WHAT IS BEING ASKED – Return the entries below verbatim. Pictures stay out.

(Dataset records on visual material)
::::::::

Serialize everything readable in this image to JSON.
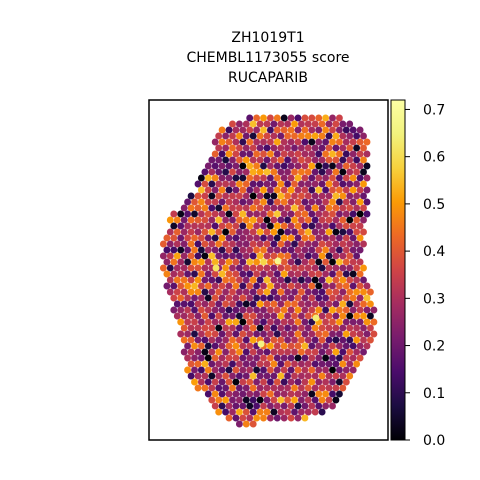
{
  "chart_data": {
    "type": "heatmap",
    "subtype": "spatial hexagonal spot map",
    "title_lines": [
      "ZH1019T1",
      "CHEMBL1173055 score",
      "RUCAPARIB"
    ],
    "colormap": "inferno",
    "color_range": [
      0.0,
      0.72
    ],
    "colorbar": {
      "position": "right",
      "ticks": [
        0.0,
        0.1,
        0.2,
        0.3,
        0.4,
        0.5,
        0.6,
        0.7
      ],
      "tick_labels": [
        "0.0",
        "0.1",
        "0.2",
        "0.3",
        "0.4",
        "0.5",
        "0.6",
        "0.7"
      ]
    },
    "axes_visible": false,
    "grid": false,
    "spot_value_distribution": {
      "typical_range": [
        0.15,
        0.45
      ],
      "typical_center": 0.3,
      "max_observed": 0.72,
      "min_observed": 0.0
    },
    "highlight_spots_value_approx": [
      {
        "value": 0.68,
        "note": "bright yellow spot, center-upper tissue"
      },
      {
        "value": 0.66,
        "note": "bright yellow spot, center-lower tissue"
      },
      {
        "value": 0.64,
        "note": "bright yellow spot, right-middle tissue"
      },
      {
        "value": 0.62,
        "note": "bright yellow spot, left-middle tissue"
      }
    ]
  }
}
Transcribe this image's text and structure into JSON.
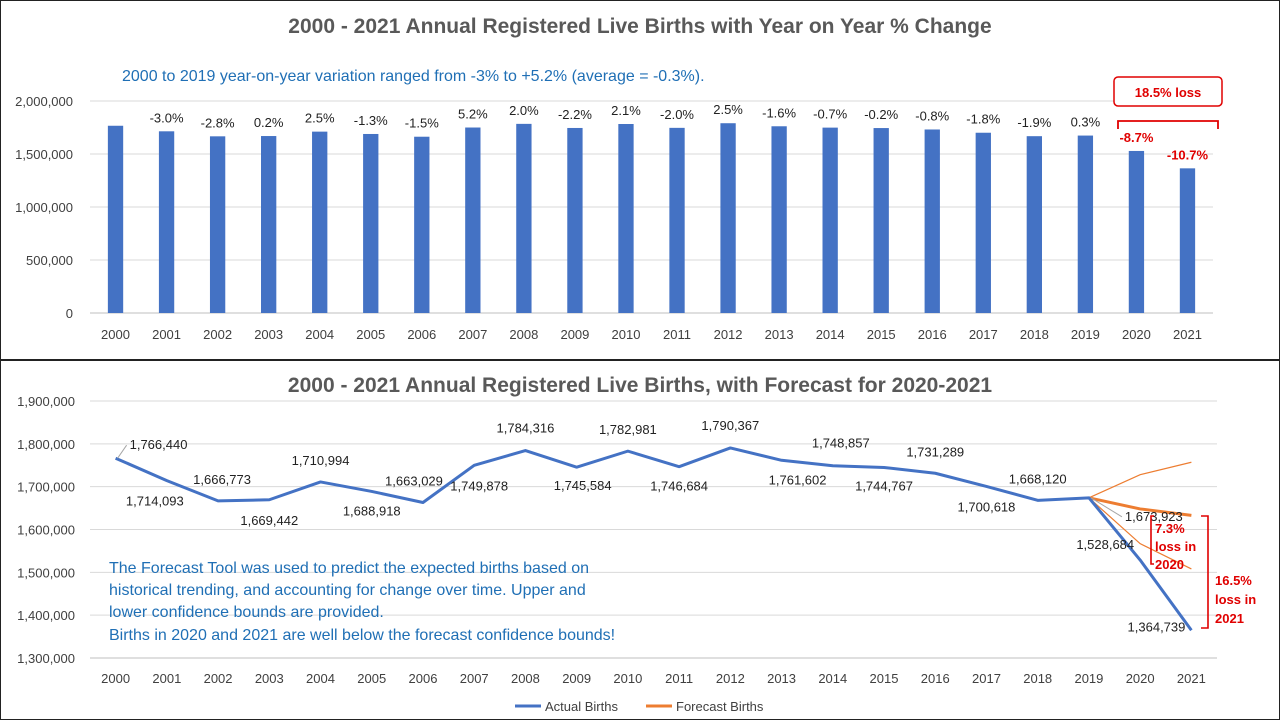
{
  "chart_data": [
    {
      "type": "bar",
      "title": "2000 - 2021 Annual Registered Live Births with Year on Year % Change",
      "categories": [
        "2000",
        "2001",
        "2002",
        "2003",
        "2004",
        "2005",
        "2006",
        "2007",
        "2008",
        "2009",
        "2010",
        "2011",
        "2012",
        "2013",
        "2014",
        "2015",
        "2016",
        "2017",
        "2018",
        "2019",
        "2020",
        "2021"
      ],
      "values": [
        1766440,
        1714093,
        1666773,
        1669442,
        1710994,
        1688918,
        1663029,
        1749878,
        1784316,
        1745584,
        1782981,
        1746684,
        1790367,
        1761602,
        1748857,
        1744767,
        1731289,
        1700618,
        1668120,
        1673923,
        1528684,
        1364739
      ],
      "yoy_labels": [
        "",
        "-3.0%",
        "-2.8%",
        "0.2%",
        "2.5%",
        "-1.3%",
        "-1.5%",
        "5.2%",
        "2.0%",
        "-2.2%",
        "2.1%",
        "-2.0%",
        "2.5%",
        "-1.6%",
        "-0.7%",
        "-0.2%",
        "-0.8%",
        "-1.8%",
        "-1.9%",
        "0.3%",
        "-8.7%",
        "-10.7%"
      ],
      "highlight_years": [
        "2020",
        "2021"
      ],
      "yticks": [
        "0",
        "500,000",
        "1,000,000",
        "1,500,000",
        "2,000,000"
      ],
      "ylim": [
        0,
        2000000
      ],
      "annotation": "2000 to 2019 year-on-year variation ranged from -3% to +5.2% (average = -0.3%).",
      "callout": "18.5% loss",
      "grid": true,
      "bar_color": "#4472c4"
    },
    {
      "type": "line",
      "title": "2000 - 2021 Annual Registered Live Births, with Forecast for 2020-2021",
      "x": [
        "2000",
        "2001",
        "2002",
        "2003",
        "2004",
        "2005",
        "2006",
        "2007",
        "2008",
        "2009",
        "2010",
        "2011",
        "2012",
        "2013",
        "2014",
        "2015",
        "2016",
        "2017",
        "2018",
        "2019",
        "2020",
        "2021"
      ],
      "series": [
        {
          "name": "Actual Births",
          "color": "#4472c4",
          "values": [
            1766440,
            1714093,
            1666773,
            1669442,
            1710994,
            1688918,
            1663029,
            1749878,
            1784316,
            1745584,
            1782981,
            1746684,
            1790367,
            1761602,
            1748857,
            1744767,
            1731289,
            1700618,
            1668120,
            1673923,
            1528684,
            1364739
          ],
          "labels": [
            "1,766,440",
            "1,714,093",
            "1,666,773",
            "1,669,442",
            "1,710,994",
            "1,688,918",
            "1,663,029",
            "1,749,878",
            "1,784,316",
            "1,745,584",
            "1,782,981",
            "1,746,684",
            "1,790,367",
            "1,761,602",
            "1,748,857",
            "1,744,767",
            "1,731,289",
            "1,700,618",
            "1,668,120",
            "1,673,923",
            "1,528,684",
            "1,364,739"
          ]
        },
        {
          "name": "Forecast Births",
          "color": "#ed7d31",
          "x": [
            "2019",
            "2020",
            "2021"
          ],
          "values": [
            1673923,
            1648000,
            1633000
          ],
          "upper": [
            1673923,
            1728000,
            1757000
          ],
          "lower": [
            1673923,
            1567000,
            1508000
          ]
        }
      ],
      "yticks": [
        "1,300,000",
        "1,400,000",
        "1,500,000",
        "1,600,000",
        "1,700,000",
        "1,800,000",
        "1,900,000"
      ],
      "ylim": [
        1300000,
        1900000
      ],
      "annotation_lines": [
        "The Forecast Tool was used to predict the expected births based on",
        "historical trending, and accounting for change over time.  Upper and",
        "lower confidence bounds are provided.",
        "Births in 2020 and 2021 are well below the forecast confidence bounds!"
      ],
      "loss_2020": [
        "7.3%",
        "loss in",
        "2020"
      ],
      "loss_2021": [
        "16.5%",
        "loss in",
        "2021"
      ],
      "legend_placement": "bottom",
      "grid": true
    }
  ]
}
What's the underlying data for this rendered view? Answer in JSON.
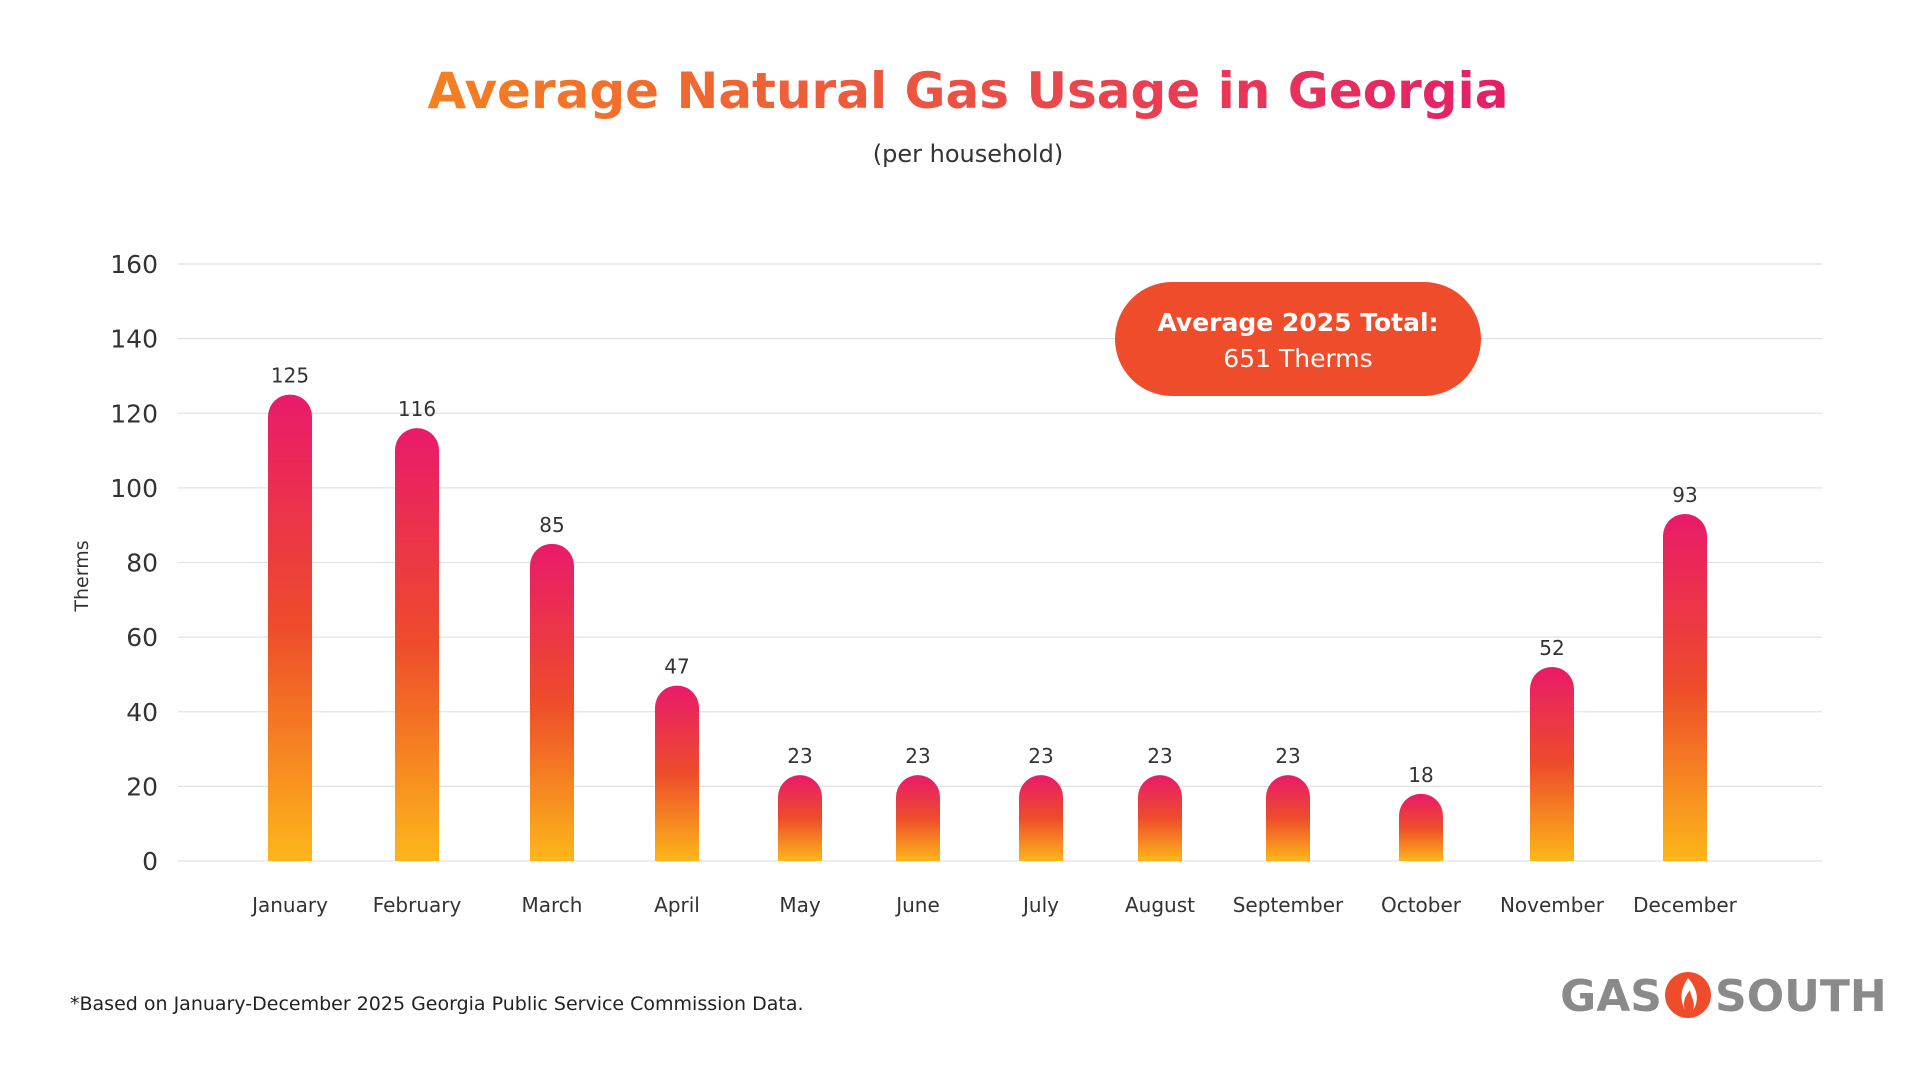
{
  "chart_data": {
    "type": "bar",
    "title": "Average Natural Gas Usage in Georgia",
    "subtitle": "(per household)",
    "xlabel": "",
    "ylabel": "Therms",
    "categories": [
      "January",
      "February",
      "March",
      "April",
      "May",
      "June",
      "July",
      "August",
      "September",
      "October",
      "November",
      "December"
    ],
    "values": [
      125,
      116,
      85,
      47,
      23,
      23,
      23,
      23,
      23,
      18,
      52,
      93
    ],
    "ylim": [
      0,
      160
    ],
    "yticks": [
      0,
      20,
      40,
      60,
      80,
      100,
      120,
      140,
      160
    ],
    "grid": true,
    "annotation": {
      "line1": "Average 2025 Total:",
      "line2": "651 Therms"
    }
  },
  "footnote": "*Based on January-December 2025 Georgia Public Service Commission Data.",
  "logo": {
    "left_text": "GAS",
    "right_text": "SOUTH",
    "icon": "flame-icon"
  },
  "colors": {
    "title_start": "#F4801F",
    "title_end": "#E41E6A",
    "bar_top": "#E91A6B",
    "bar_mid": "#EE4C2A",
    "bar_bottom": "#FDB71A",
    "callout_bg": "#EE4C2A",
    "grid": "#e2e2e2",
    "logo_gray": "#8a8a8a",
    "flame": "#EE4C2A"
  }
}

::::::::

TASK RESULT –
Serialize everything readable in this image to JSON.
{
  "chart_data": {
    "type": "heatmap",
    "subtype": "spatial hexagonal spot map",
    "title_lines": [
      "ZH1019T1",
      "CHEMBL1173055 score",
      "RUCAPARIB"
    ],
    "colormap": "inferno",
    "color_range": [
      0.0,
      0.72
    ],
    "colorbar": {
      "position": "right",
      "ticks": [
        0.0,
        0.1,
        0.2,
        0.3,
        0.4,
        0.5,
        0.6,
        0.7
      ],
      "tick_labels": [
        "0.0",
        "0.1",
        "0.2",
        "0.3",
        "0.4",
        "0.5",
        "0.6",
        "0.7"
      ]
    },
    "axes_visible": false,
    "grid": false,
    "spot_value_distribution": {
      "typical_range": [
        0.15,
        0.45
      ],
      "typical_center": 0.3,
      "max_observed": 0.72,
      "min_observed": 0.0
    },
    "highlight_spots_value_approx": [
      {
        "value": 0.68,
        "note": "bright yellow spot, center-upper tissue"
      },
      {
        "value": 0.66,
        "note": "bright yellow spot, center-lower tissue"
      },
      {
        "value": 0.64,
        "note": "bright yellow spot, right-middle tissue"
      },
      {
        "value": 0.62,
        "note": "bright yellow spot, left-middle tissue"
      }
    ]
  }
}
Transcribe this image's text and structure into JSON.
{
  "chart_data": [
    {
      "type": "bar",
      "title": "2000 - 2021 Annual Registered Live Births with Year on Year % Change",
      "categories": [
        "2000",
        "2001",
        "2002",
        "2003",
        "2004",
        "2005",
        "2006",
        "2007",
        "2008",
        "2009",
        "2010",
        "2011",
        "2012",
        "2013",
        "2014",
        "2015",
        "2016",
        "2017",
        "2018",
        "2019",
        "2020",
        "2021"
      ],
      "values": [
        1766440,
        1714093,
        1666773,
        1669442,
        1710994,
        1688918,
        1663029,
        1749878,
        1784316,
        1745584,
        1782981,
        1746684,
        1790367,
        1761602,
        1748857,
        1744767,
        1731289,
        1700618,
        1668120,
        1673923,
        1528684,
        1364739
      ],
      "yoy_labels": [
        "",
        "-3.0%",
        "-2.8%",
        "0.2%",
        "2.5%",
        "-1.3%",
        "-1.5%",
        "5.2%",
        "2.0%",
        "-2.2%",
        "2.1%",
        "-2.0%",
        "2.5%",
        "-1.6%",
        "-0.7%",
        "-0.2%",
        "-0.8%",
        "-1.8%",
        "-1.9%",
        "0.3%",
        "-8.7%",
        "-10.7%"
      ],
      "highlight_years": [
        "2020",
        "2021"
      ],
      "yticks": [
        "0",
        "500,000",
        "1,000,000",
        "1,500,000",
        "2,000,000"
      ],
      "ylim": [
        0,
        2000000
      ],
      "annotation": "2000 to 2019 year-on-year variation ranged from -3% to +5.2% (average = -0.3%).",
      "callout": "18.5% loss",
      "grid": true,
      "bar_color": "#4472c4"
    },
    {
      "type": "line",
      "title": "2000 - 2021 Annual Registered Live Births, with Forecast for 2020-2021",
      "x": [
        "2000",
        "2001",
        "2002",
        "2003",
        "2004",
        "2005",
        "2006",
        "2007",
        "2008",
        "2009",
        "2010",
        "2011",
        "2012",
        "2013",
        "2014",
        "2015",
        "2016",
        "2017",
        "2018",
        "2019",
        "2020",
        "2021"
      ],
      "series": [
        {
          "name": "Actual Births",
          "color": "#4472c4",
          "values": [
            1766440,
            1714093,
            1666773,
            1669442,
            1710994,
            1688918,
            1663029,
            1749878,
            1784316,
            1745584,
            1782981,
            1746684,
            1790367,
            1761602,
            1748857,
            1744767,
            1731289,
            1700618,
            1668120,
            1673923,
            1528684,
            1364739
          ],
          "labels": [
            "1,766,440",
            "1,714,093",
            "1,666,773",
            "1,669,442",
            "1,710,994",
            "1,688,918",
            "1,663,029",
            "1,749,878",
            "1,784,316",
            "1,745,584",
            "1,782,981",
            "1,746,684",
            "1,790,367",
            "1,761,602",
            "1,748,857",
            "1,744,767",
            "1,731,289",
            "1,700,618",
            "1,668,120",
            "1,673,923",
            "1,528,684",
            "1,364,739"
          ]
        },
        {
          "name": "Forecast Births",
          "color": "#ed7d31",
          "x": [
            "2019",
            "2020",
            "2021"
          ],
          "values": [
            1673923,
            1648000,
            1633000
          ],
          "upper": [
            1673923,
            1728000,
            1757000
          ],
          "lower": [
            1673923,
            1567000,
            1508000
          ]
        }
      ],
      "yticks": [
        "1,300,000",
        "1,400,000",
        "1,500,000",
        "1,600,000",
        "1,700,000",
        "1,800,000",
        "1,900,000"
      ],
      "ylim": [
        1300000,
        1900000
      ],
      "annotation_lines": [
        "The Forecast Tool was used to predict the expected births based on",
        "historical trending, and accounting for change over time.  Upper and",
        "lower confidence bounds are provided.",
        "Births in 2020 and 2021 are well below the forecast confidence bounds!"
      ],
      "loss_2020": [
        "7.3%",
        "loss in",
        "2020"
      ],
      "loss_2021": [
        "16.5%",
        "loss in",
        "2021"
      ],
      "legend_placement": "bottom",
      "grid": true
    }
  ]
}
What's the underlying data for this rendered view? Answer in JSON.
{
  "chart_data": {
    "type": "bar",
    "title": "Average Natural Gas Usage in Georgia",
    "subtitle": "(per household)",
    "xlabel": "",
    "ylabel": "Therms",
    "categories": [
      "January",
      "February",
      "March",
      "April",
      "May",
      "June",
      "July",
      "August",
      "September",
      "October",
      "November",
      "December"
    ],
    "values": [
      125,
      116,
      85,
      47,
      23,
      23,
      23,
      23,
      23,
      18,
      52,
      93
    ],
    "ylim": [
      0,
      160
    ],
    "yticks": [
      0,
      20,
      40,
      60,
      80,
      100,
      120,
      140,
      160
    ],
    "grid": true,
    "annotation": {
      "line1": "Average 2025 Total:",
      "line2": "651 Therms"
    }
  },
  "footnote": "*Based on January-December 2025 Georgia Public Service Commission Data.",
  "logo": {
    "left_text": "GAS",
    "right_text": "SOUTH",
    "icon": "flame-icon"
  },
  "colors": {
    "title_start": "#F4801F",
    "title_end": "#E41E6A",
    "bar_top": "#E91A6B",
    "bar_mid": "#EE4C2A",
    "bar_bottom": "#FDB71A",
    "callout_bg": "#EE4C2A",
    "grid": "#e2e2e2",
    "logo_gray": "#8a8a8a",
    "flame": "#EE4C2A"
  }
}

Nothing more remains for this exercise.